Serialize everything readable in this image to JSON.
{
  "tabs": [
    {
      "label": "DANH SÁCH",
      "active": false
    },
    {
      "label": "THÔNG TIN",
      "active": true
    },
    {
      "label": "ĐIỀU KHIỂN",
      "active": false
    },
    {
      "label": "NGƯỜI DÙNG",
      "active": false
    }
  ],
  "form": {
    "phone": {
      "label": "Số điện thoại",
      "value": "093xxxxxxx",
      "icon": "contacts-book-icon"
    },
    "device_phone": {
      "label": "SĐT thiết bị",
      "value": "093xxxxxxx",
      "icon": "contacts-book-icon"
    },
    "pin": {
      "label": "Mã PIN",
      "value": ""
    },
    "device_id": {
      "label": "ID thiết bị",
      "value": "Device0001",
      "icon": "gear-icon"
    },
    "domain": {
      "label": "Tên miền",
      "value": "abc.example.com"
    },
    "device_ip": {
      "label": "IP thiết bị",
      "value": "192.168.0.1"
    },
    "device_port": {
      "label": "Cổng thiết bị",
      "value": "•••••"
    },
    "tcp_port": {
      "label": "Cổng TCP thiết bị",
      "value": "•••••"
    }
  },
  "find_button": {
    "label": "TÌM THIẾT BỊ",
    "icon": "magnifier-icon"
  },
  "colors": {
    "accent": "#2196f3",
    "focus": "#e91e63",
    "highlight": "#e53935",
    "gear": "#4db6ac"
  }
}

========

What you need to do: Return all the data exactly as given.

Solution for this problem:
Serialize everything readable in this image to JSON.
{
  "tabs": [
    {
      "label": "DANH SÁCH",
      "active": false
    },
    {
      "label": "THÔNG TIN",
      "active": true
    },
    {
      "label": "ĐIỀU KHIỂN",
      "active": false
    },
    {
      "label": "NGƯỜI DÙNG",
      "active": false
    }
  ],
  "form": {
    "phone": {
      "label": "Số điện thoại",
      "value": "093xxxxxxx",
      "icon": "contacts-book-icon"
    },
    "device_phone": {
      "label": "SĐT thiết bị",
      "value": "093xxxxxxx",
      "icon": "contacts-book-icon"
    },
    "pin": {
      "label": "Mã PIN",
      "value": ""
    },
    "device_id": {
      "label": "ID thiết bị",
      "value": "Device0001",
      "icon": "gear-icon"
    },
    "domain": {
      "label": "Tên miền",
      "value": "abc.example.com"
    },
    "device_ip": {
      "label": "IP thiết bị",
      "value": "192.168.0.1"
    },
    "device_port": {
      "label": "Cổng thiết bị",
      "value": "•••••"
    },
    "tcp_port": {
      "label": "Cổng TCP thiết bị",
      "value": "•••••"
    }
  },
  "find_button": {
    "label": "TÌM THIẾT BỊ",
    "icon": "magnifier-icon"
  },
  "colors": {
    "accent": "#2196f3",
    "focus": "#e91e63",
    "highlight": "#e53935",
    "gear": "#4db6ac"
  }
}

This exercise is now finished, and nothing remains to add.